* WHAT THE TASK ASKS
Carry on the passage below about the Board's arbitration rules, starting right after its last sentence.

Under the proposed rule at Sec. 1108.9, an unredacted draft of the
arbitration decision would be made available to the parties to the
dispute. AAR requests that the final rule account for the fact that an
arbitration decision may contain highly confidential information that
should be made available only to opposing outside counsel and not be
made available to in-house personnel. (AAR Comment 4.) The Board agrees
and will adopt AAR's suggested language. The final rule at Sec. 1108.9
will require an unredacted draft to be issued in accordance with any
protective order governing the release of confidential and highly
confidential information pursuant to Sec. 1108.7(e).
Under the current rule at 49 CFR 1108.11(a), appeals of arbitration
decisions are to be filed ``within 20 days of service of a final
arbitration decision.'' NGFA requests that the 20-day period begin when
the parties receive the arbitration decision, as opposed to when ``a
final arbitration decision is reached.'' (NGFA Comment 7.) The current
rules are unclear as to whether the 20-day period begins upon service
on the parties (30 days after the close of evidentiary period) or on
the Board (60 days after the close of evidentiary period). The Board
clarifies here that the 20-day period to file an appeal will begin upon
service of the arbitration decision upon the Board, and the final rules
at Sec. Sec. 1108.11 and 1115.8 will include language to that effect.

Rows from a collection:
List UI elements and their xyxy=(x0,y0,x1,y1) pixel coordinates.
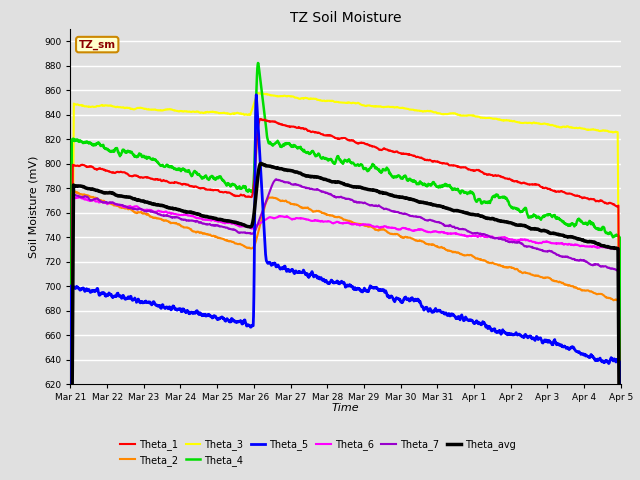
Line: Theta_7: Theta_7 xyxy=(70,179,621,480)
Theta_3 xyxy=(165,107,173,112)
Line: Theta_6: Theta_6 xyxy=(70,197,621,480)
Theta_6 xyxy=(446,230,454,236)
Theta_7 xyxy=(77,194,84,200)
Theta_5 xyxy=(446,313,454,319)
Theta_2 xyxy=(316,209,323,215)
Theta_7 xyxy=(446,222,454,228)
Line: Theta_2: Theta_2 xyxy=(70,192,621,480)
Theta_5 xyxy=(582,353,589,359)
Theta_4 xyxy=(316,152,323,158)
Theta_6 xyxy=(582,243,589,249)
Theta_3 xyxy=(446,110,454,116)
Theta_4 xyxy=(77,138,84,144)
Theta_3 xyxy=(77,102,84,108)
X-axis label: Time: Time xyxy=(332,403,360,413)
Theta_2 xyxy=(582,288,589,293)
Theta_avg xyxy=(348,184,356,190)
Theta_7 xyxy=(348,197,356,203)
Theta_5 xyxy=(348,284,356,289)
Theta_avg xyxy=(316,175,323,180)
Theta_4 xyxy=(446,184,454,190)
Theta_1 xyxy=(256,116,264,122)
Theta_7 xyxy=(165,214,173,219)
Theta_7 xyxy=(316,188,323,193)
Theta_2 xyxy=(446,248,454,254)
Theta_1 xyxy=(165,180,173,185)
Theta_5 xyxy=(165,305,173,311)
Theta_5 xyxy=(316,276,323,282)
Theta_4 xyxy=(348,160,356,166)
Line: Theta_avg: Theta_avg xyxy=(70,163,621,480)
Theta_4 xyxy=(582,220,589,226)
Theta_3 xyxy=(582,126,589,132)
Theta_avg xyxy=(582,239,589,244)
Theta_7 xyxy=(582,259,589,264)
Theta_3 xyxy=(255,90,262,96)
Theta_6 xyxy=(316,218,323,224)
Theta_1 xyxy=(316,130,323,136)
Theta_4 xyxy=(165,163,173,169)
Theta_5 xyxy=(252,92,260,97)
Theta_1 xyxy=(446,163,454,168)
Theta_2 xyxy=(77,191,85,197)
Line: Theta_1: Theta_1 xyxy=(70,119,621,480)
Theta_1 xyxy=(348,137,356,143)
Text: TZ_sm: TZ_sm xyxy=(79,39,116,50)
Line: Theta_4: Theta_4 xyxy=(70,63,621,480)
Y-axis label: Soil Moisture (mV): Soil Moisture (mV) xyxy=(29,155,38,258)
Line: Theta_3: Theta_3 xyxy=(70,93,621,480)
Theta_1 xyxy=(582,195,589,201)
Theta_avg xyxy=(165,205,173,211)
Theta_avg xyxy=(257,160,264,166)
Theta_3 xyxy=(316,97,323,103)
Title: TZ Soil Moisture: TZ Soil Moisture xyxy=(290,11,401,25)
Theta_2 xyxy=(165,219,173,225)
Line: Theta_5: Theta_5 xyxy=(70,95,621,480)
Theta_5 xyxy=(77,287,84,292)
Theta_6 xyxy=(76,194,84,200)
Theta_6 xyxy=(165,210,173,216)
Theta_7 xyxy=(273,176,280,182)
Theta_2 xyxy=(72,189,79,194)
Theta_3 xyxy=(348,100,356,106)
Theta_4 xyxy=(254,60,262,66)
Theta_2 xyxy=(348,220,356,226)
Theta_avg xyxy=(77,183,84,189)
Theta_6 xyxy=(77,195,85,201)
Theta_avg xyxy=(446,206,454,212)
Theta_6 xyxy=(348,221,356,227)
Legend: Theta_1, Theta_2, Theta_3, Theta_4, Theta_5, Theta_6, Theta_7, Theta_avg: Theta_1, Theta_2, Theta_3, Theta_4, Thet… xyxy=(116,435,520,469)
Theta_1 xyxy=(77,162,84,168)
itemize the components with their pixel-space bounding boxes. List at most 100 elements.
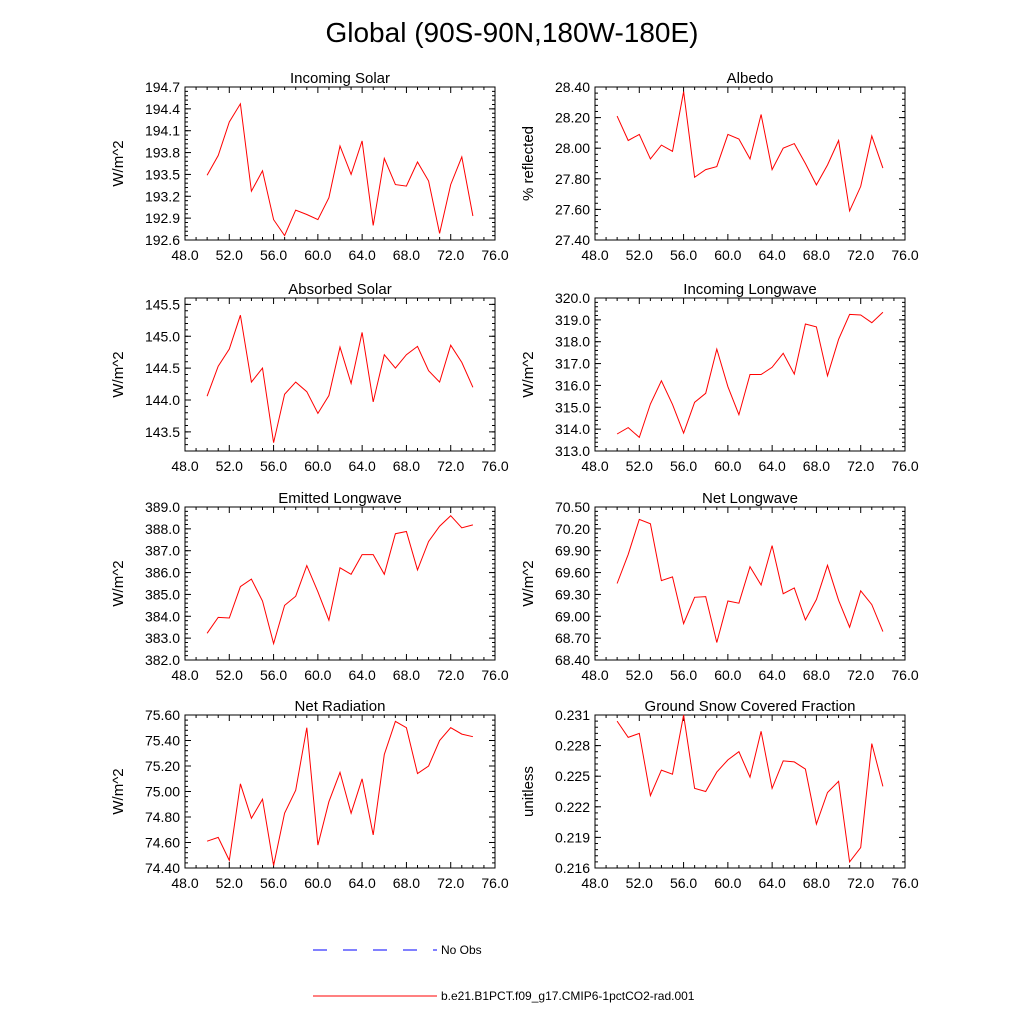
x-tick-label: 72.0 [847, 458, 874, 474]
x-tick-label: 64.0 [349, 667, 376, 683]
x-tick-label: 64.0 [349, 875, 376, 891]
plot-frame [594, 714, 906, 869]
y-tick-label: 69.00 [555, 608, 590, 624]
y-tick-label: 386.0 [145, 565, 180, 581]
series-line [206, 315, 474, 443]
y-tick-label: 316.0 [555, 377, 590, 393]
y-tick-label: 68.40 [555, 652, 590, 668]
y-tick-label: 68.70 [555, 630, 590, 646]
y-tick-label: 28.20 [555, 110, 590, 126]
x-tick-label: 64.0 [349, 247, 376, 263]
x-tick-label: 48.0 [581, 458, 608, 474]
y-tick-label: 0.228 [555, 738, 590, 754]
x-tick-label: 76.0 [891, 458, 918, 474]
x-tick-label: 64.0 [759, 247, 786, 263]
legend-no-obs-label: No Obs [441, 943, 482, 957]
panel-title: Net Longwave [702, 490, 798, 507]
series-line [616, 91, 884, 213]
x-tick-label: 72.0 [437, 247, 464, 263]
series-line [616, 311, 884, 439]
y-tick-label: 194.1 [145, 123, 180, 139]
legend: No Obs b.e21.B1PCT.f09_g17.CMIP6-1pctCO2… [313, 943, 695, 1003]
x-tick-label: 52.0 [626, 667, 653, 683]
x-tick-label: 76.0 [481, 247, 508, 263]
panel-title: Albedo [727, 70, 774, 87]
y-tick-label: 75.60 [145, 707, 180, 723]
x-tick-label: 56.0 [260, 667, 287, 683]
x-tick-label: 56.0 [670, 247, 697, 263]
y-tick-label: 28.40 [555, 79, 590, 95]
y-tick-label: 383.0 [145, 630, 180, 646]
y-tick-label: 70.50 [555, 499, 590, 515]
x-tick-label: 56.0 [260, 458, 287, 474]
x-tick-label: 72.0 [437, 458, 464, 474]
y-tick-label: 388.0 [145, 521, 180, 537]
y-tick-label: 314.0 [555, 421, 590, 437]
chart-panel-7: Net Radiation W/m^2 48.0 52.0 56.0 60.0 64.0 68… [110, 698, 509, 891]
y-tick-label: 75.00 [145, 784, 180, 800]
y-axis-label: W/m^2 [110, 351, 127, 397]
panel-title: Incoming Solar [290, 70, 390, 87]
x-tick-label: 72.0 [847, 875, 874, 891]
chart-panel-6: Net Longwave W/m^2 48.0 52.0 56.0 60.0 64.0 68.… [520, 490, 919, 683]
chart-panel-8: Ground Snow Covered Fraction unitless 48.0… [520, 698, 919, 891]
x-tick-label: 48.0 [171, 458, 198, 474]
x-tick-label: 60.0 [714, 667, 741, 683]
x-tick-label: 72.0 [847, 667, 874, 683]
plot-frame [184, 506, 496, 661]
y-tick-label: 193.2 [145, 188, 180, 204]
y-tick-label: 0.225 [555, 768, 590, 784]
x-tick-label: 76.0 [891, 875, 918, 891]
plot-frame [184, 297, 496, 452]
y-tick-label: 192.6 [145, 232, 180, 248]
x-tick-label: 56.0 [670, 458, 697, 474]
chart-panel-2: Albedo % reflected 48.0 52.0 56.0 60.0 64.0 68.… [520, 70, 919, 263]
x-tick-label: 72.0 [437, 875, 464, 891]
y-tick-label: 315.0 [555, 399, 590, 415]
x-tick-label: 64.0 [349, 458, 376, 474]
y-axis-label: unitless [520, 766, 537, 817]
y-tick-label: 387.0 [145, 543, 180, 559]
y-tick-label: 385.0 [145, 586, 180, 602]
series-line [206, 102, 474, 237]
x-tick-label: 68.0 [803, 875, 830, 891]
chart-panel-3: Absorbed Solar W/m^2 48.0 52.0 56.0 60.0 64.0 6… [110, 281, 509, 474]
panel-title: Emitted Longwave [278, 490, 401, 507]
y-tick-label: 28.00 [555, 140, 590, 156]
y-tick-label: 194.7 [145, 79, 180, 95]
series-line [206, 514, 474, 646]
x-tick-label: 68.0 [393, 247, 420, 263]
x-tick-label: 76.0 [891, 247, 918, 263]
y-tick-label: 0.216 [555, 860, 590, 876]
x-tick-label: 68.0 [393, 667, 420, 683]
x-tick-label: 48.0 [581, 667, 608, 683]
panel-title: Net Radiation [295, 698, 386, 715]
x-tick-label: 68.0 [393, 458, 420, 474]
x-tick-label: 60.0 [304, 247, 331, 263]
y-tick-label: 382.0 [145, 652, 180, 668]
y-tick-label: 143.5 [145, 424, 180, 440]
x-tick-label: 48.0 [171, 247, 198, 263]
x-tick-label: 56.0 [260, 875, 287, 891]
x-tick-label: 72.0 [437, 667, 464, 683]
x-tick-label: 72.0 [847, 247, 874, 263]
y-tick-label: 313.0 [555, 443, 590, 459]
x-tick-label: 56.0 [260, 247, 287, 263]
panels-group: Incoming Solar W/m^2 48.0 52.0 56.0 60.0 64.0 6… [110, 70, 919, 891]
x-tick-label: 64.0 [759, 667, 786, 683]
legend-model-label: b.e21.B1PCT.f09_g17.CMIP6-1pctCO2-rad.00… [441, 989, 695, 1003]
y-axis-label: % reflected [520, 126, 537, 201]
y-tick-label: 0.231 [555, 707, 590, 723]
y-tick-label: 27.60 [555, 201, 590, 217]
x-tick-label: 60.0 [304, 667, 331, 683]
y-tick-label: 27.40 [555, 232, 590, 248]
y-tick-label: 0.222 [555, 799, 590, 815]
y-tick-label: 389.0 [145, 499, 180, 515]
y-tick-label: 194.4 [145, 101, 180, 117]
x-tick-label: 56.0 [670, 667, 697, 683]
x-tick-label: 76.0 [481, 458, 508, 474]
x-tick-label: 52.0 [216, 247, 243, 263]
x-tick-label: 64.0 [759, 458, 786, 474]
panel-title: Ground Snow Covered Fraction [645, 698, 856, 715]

* RESULT
This clarification should address NGFA's concern, as parties should
receive the arbitration decision well before the decision is served on
the Board.
NGFA requests that the Board require arbitration decisions to be
made public by posting them on the Board's Web site. (NGFA Comment 7.)
Under the current rule at Sec. 1108.9(g), redacted copies of the
arbitration decisions are published and maintained on the Board's Web
site. Therefore, no changes to the proposed rules are required.
Rate Disputes. Many parties submitted comments on the proposed
rules pertaining to the arbitration of rate disputes.
Conceding market dominance. In accordance with section
11708(c)(1)(C), arbitration of rate disputes is only available if the
rail carrier has market dominance (as determined under 49 U.S.C.
10707). In the NPR, the Board sought comment on whether parties should
be given the option to concede market dominance when agreeing to
arbitrate a rate dispute (thereby forgoing the need for a determination
from the Board) or, alternatively, whether the Board should limit the
availability of the arbitration process in rate disputes to cases where
market dominance is conceded. Several parties supported the option for
a rail carrier to concede market dominance. (ACC Comment 3, Growth
Energy Comment 1, RCC Comment 2, NITL Comment 2.) AAR and NGFA would
limit arbitration to situations where market dominance is conceded.
(AAR Comment 3, NGFA Comment 3.) Some shippers propose establishing
criteria that would trigger a rebuttable presumption of market
dominance, such as criteria based on limit price methodology,
competitive switching availability, or revenue adequacy. (RCC Comment
2; ACC Comment 4.)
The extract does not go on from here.